• [Source data]
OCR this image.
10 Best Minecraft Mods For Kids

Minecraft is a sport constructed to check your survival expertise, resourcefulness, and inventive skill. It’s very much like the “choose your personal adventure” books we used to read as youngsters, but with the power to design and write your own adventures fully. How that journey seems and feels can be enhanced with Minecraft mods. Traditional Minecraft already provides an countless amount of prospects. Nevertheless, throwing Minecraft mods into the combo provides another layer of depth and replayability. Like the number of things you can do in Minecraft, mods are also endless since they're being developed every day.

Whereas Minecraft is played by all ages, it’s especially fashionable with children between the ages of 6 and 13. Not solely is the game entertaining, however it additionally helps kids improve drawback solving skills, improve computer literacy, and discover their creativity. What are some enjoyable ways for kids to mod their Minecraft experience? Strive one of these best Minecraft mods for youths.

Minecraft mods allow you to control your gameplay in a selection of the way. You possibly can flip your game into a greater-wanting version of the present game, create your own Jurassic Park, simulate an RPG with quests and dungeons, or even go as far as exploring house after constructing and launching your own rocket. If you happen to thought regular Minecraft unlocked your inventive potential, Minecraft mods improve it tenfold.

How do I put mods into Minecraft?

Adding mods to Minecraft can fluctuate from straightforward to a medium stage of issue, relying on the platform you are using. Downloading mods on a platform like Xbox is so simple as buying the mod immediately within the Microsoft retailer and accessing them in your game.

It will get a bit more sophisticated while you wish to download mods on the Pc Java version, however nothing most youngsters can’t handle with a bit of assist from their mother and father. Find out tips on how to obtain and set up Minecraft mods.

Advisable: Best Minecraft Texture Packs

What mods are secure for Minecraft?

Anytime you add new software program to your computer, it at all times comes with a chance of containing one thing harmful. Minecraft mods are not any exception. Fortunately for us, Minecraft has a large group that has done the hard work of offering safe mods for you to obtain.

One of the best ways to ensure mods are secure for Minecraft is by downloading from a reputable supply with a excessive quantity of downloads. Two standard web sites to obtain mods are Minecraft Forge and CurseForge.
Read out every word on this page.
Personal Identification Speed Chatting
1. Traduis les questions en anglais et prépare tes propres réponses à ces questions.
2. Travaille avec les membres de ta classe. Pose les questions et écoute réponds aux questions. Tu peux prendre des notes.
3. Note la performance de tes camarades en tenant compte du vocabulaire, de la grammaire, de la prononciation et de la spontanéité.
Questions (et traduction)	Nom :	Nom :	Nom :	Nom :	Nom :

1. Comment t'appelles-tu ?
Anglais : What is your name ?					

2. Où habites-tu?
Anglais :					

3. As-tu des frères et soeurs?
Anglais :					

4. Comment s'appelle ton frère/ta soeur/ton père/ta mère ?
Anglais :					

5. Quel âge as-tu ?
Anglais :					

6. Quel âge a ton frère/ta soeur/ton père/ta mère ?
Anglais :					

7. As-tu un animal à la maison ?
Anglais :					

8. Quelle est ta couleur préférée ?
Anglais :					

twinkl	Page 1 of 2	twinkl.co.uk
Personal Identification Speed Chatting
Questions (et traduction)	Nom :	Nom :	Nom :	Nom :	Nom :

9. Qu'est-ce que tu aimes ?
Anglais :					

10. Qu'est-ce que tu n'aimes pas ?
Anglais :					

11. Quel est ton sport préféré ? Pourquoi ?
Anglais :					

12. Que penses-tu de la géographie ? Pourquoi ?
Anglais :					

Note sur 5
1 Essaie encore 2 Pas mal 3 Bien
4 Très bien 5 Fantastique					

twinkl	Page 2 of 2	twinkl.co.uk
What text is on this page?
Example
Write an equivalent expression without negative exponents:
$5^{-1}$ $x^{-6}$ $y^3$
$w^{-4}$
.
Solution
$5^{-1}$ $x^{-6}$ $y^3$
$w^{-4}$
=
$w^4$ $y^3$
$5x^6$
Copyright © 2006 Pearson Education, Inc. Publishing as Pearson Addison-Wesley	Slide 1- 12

• [Task statement] Repeat all of the records above exactly as written.

• [Full answer]
OCR this image.
10 Best Minecraft Mods For Kids

Minecraft is a sport constructed to check your survival expertise, resourcefulness, and inventive skill. It’s very much like the “choose your personal adventure” books we used to read as youngsters, but with the power to design and write your own adventures fully. How that journey seems and feels can be enhanced with Minecraft mods. Traditional Minecraft already provides an countless amount of prospects. Nevertheless, throwing Minecraft mods into the combo provides another layer of depth and replayability. Like the number of things you can do in Minecraft, mods are also endless since they're being developed every day.

Whereas Minecraft is played by all ages, it’s especially fashionable with children between the ages of 6 and 13. Not solely is the game entertaining, however it additionally helps kids improve drawback solving skills, improve computer literacy, and discover their creativity. What are some enjoyable ways for kids to mod their Minecraft experience? Strive one of these best Minecraft mods for youths.

Minecraft mods allow you to control your gameplay in a selection of the way. You possibly can flip your game into a greater-wanting version of the present game, create your own Jurassic Park, simulate an RPG with quests and dungeons, or even go as far as exploring house after constructing and launching your own rocket. If you happen to thought regular Minecraft unlocked your inventive potential, Minecraft mods improve it tenfold.

How do I put mods into Minecraft?

Adding mods to Minecraft can fluctuate from straightforward to a medium stage of issue, relying on the platform you are using. Downloading mods on a platform like Xbox is so simple as buying the mod immediately within the Microsoft retailer and accessing them in your game.

It will get a bit more sophisticated while you wish to download mods on the Pc Java version, however nothing most youngsters can’t handle with a bit of assist from their mother and father. Find out tips on how to obtain and set up Minecraft mods.

Advisable: Best Minecraft Texture Packs

What mods are secure for Minecraft?

Anytime you add new software program to your computer, it at all times comes with a chance of containing one thing harmful. Minecraft mods are not any exception. Fortunately for us, Minecraft has a large group that has done the hard work of offering safe mods for you to obtain.

One of the best ways to ensure mods are secure for Minecraft is by downloading from a reputable supply with a excessive quantity of downloads. Two standard web sites to obtain mods are Minecraft Forge and CurseForge.
Read out every word on this page.
Personal Identification Speed Chatting
1. Traduis les questions en anglais et prépare tes propres réponses à ces questions.
2. Travaille avec les membres de ta classe. Pose les questions et écoute réponds aux questions. Tu peux prendre des notes.
3. Note la performance de tes camarades en tenant compte du vocabulaire, de la grammaire, de la prononciation et de la spontanéité.
Questions (et traduction)	Nom :	Nom :	Nom :	Nom :	Nom :

1. Comment t'appelles-tu ?
Anglais : What is your name ?					

2. Où habites-tu?
Anglais :					

3. As-tu des frères et soeurs?
Anglais :					

4. Comment s'appelle ton frère/ta soeur/ton père/ta mère ?
Anglais :					

5. Quel âge as-tu ?
Anglais :					

6. Quel âge a ton frère/ta soeur/ton père/ta mère ?
Anglais :					

7. As-tu un animal à la maison ?
Anglais :					

8. Quelle est ta couleur préférée ?
Anglais :					

twinkl	Page 1 of 2	twinkl.co.uk
Personal Identification Speed Chatting
Questions (et traduction)	Nom :	Nom :	Nom :	Nom :	Nom :

9. Qu'est-ce que tu aimes ?
Anglais :					

10. Qu'est-ce que tu n'aimes pas ?
Anglais :					

11. Quel est ton sport préféré ? Pourquoi ?
Anglais :					

12. Que penses-tu de la géographie ? Pourquoi ?
Anglais :					

Note sur 5
1 Essaie encore 2 Pas mal 3 Bien
4 Très bien 5 Fantastique					

twinkl	Page 2 of 2	twinkl.co.uk
What text is on this page?
Example
Write an equivalent expression without negative exponents:
$5^{-1}$ $x^{-6}$ $y^3$
$w^{-4}$
.
Solution
$5^{-1}$ $x^{-6}$ $y^3$
$w^{-4}$
=
$w^4$ $y^3$
$5x^6$
Copyright © 2006 Pearson Education, Inc. Publishing as Pearson Addison-Wesley	Slide 1- 12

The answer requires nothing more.